# [SHORT TASK A]
According to the essay about horseback riding, how old was Aunt Em when she died?

Remember Velvet Brown the next time you've got a few obstacles to overcome. If you do, you'll be delighted to discover, as I have, that there are few things in life more I satisfying than accomplishing whatever "they" tell you can't be done.
Since first grade I've held very firm convictions about money, fame, dreams and destiny. The origins of these opinions or how I formed them so early was always a mystery to me, especially since they bore no resemblance to the philosophical fare served up at home. I discovered one of the sources soon after I embarked on my own deeply personal excavation process, as I recalled cherished books from my childhood. Prominent among them was NATIONAL VELVET. It had been given to me by my favorite aunt, who loved horses and wanted to share her enthusiasm with me. I'd finished the book practically in one sitting and declared, "If Velvet Brown can do it, so can I." It didn't matter that I hadn't a clue as to what my authentic it would be, but horseback riding seemed like a good place to start.
My parents couldn't afford horseback riding lessons and with then three children in the family, wouldn't let Aunt Em "play favorites" and pay for them. Coincidentally, a local Girl Scout troop was sponsoring a contest for the most enterprising Brownie, and first prize was free horseback riding lessons. I spent most of that entire year earning extra merit badges. All my hard work was worth it the day Aunt Em took me shopping for my new riding gear, followed by a celebratory lunch. We were both so proud of me; it was one of the happiest days of my life.
Two weeks later, Aunt Em died suddenly of a brain aneurysm; she was only thirty-four. The morning of her funeral I was supposed to take my first riding lesson, I was crushed, heartbroken incredulous; it was like the Fall from Paradise. Now, suddenly, I knew at any moment life, happiness, security, safety, and most of all, love, could be snatched away without warning. I refused to go to her funeral; I insisted that she couldn't be dead, that some dreadful mistake had been made.
And the riding lesson? The prize? Finally I had to make my first conscious choice, an act of self-assertion grounded in my own sense of what was right. I took the lesson. I knew in my heart that Em would have approved, but secretly I wondered what kind of wicked girl would go horseback riding on such a sad occasion. With the earnestness that only the young can bring to any serious endeavor, I threw myself into my first lesson. But as soon as it was over and I walked away from the barn, the tears started and in some ways haven't stopped yet.
Later, when I was twelve and just learning to jump, I fell off my horse; I was shaken but not badly injured. I should have gotten back on the horse immediately, but I didn't. The next week's lesson came and went, but I became afraid and never rode again. I never talked about it, just shrugged it off as if I'd lost interest.
Many years later I took my daughter to her first horseback riding lesson. While walking from my car to the barn, my sense memories kicked in and it all came flooding back to me: my beautiful aunt, her unconditional love for me, the comfort of our close companionship, her belief in me, my determination to win that contest, our celebration. And then, of course, the memory of my loss. In an instant I realized for the first time that I had buried my love of horseback riding beneath layers of fear, a little girl's guilt, and the recasting of a courageous choice into something shameful. Finally I could untangle the twisted truth of an ancient lie that had robbed me of so much joy.
Thirty-five years after I fell off a horse, I got back on one, starting from scratch in a beginner's class with seven-year-olds. It didn't matter. I was seven years old once again, too, grateful to be back in the saddle, thrilled to have recovered a precious portion of my relinquished Self. On my way home I stopped off at bookstore and got myself a brand-new copy of NATIONAL VELVET.

# [MATERIAL FOR THIS TASK]
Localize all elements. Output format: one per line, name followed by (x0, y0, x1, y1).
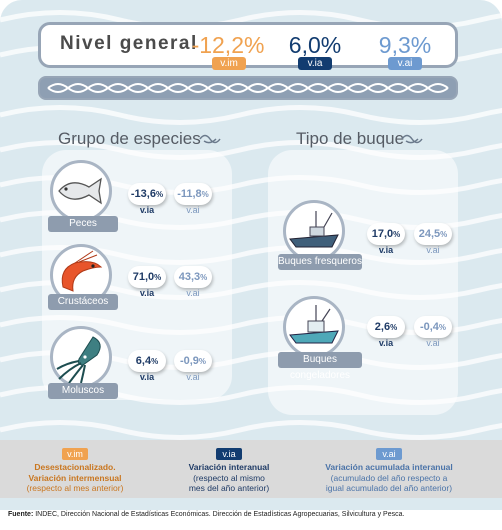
==
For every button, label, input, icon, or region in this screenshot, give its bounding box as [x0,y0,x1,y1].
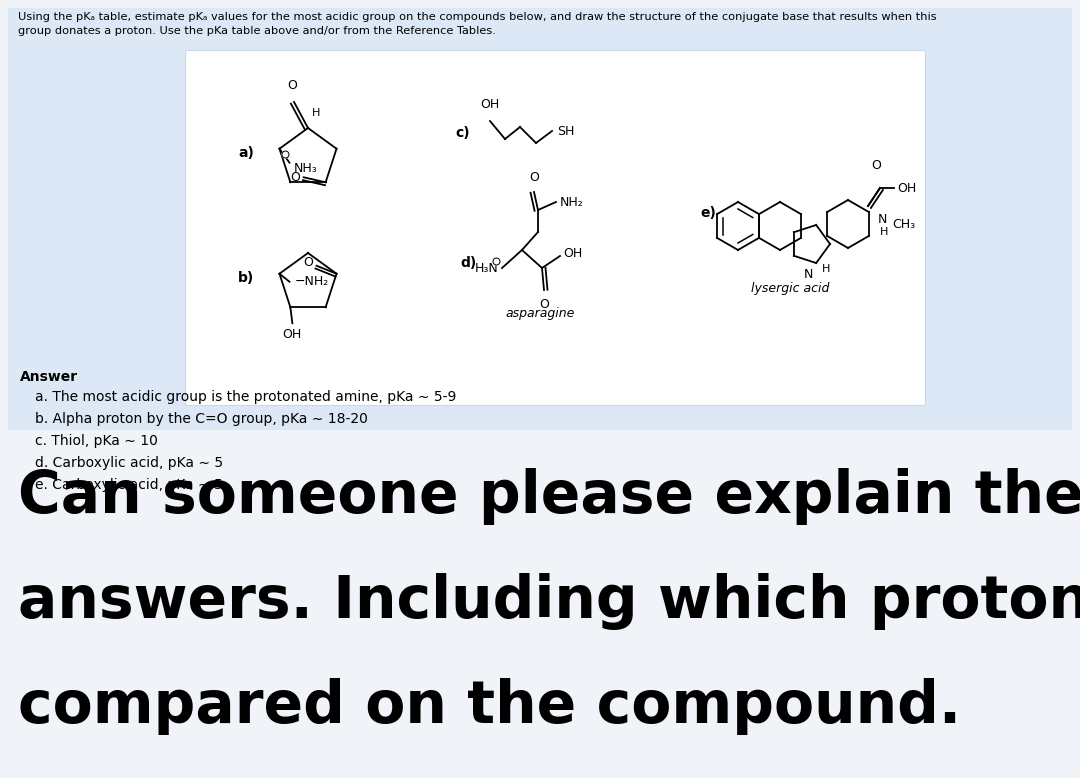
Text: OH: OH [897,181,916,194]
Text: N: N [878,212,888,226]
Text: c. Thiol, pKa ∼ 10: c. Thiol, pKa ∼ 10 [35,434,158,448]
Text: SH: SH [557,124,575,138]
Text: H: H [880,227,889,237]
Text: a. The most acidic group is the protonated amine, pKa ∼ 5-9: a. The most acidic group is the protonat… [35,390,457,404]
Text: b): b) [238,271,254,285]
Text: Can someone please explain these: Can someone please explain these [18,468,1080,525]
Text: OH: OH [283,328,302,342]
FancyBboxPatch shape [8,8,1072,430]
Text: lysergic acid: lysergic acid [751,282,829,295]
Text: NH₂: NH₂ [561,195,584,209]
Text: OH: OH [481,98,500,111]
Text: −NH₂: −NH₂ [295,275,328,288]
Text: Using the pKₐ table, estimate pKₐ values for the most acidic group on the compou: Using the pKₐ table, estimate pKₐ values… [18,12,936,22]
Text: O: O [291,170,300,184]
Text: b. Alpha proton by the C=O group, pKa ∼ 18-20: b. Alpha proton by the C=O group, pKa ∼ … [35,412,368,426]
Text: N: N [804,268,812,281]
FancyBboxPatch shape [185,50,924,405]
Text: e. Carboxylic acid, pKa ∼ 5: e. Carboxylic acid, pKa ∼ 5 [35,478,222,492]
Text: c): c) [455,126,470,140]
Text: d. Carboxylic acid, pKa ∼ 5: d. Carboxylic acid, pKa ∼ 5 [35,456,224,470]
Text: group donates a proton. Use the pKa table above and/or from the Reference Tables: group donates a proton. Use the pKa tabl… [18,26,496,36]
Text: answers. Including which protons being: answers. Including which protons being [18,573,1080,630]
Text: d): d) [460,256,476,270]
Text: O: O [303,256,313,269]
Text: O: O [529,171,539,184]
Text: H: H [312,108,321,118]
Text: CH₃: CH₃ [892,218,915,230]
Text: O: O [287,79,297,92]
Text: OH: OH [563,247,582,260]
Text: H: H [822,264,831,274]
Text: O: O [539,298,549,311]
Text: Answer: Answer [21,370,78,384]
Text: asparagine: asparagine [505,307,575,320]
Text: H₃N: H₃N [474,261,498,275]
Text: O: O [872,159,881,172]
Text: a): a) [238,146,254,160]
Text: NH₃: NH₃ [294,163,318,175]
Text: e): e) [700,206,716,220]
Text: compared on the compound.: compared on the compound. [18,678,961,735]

# [SHORT TASK B]
Show each line of the records that contains the string "most", where case counts.

# [TASK OUTPUT A]
She was thirty-four.

# [TASK OUTPUT B]
Text: a. The most acidic group is the protonated amine, pKa ∼ 5-9: a. The most acidic group is the protonat… [35,390,457,404]
Text: Using the pKₐ table, estimate pKₐ values for the most acidic group on the compou: Using the pKₐ table, estimate pKₐ values… [18,12,936,22]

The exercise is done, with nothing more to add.